***** Source records
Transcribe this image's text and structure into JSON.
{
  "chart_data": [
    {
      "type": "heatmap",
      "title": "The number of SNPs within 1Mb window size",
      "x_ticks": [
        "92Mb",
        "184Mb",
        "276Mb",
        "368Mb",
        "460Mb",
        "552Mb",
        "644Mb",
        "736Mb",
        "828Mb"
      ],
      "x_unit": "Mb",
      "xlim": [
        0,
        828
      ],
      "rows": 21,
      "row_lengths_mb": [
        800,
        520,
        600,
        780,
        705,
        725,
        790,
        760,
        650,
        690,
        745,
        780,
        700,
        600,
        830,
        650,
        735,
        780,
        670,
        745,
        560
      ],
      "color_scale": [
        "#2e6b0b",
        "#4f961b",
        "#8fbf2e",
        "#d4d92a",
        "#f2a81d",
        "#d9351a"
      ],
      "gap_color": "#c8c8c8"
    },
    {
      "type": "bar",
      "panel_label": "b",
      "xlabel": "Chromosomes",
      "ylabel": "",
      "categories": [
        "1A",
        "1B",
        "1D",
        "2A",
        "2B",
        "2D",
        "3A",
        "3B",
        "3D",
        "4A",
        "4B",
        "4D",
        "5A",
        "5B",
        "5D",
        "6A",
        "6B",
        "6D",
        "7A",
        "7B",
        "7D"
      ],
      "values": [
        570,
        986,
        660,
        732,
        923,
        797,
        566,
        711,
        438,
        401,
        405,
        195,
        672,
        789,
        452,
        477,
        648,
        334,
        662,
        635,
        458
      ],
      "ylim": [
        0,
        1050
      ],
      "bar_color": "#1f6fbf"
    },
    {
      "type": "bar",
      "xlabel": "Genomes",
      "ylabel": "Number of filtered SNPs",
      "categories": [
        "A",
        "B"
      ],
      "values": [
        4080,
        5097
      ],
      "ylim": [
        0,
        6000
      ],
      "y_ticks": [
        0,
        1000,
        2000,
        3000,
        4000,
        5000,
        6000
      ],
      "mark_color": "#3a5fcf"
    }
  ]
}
**********
*Try it*. Write each entry out again. Do not change a word.

*Output of the exercise*.
Transcribe this image's text and structure into JSON.
{
  "chart_data": [
    {
      "type": "heatmap",
      "title": "The number of SNPs within 1Mb window size",
      "x_ticks": [
        "92Mb",
        "184Mb",
        "276Mb",
        "368Mb",
        "460Mb",
        "552Mb",
        "644Mb",
        "736Mb",
        "828Mb"
      ],
      "x_unit": "Mb",
      "xlim": [
        0,
        828
      ],
      "rows": 21,
      "row_lengths_mb": [
        800,
        520,
        600,
        780,
        705,
        725,
        790,
        760,
        650,
        690,
        745,
        780,
        700,
        600,
        830,
        650,
        735,
        780,
        670,
        745,
        560
      ],
      "color_scale": [
        "#2e6b0b",
        "#4f961b",
        "#8fbf2e",
        "#d4d92a",
        "#f2a81d",
        "#d9351a"
      ],
      "gap_color": "#c8c8c8"
    },
    {
      "type": "bar",
      "panel_label": "b",
      "xlabel": "Chromosomes",
      "ylabel": "",
      "categories": [
        "1A",
        "1B",
        "1D",
        "2A",
        "2B",
        "2D",
        "3A",
        "3B",
        "3D",
        "4A",
        "4B",
        "4D",
        "5A",
        "5B",
        "5D",
        "6A",
        "6B",
        "6D",
        "7A",
        "7B",
        "7D"
      ],
      "values": [
        570,
        986,
        660,
        732,
        923,
        797,
        566,
        711,
        438,
        401,
        405,
        195,
        672,
        789,
        452,
        477,
        648,
        334,
        662,
        635,
        458
      ],
      "ylim": [
        0,
        1050
      ],
      "bar_color": "#1f6fbf"
    },
    {
      "type": "bar",
      "xlabel": "Genomes",
      "ylabel": "Number of filtered SNPs",
      "categories": [
        "A",
        "B"
      ],
      "values": [
        4080,
        5097
      ],
      "ylim": [
        0,
        6000
      ],
      "y_ticks": [
        0,
        1000,
        2000,
        3000,
        4000,
        5000,
        6000
      ],
      "mark_color": "#3a5fcf"
    }
  ]
}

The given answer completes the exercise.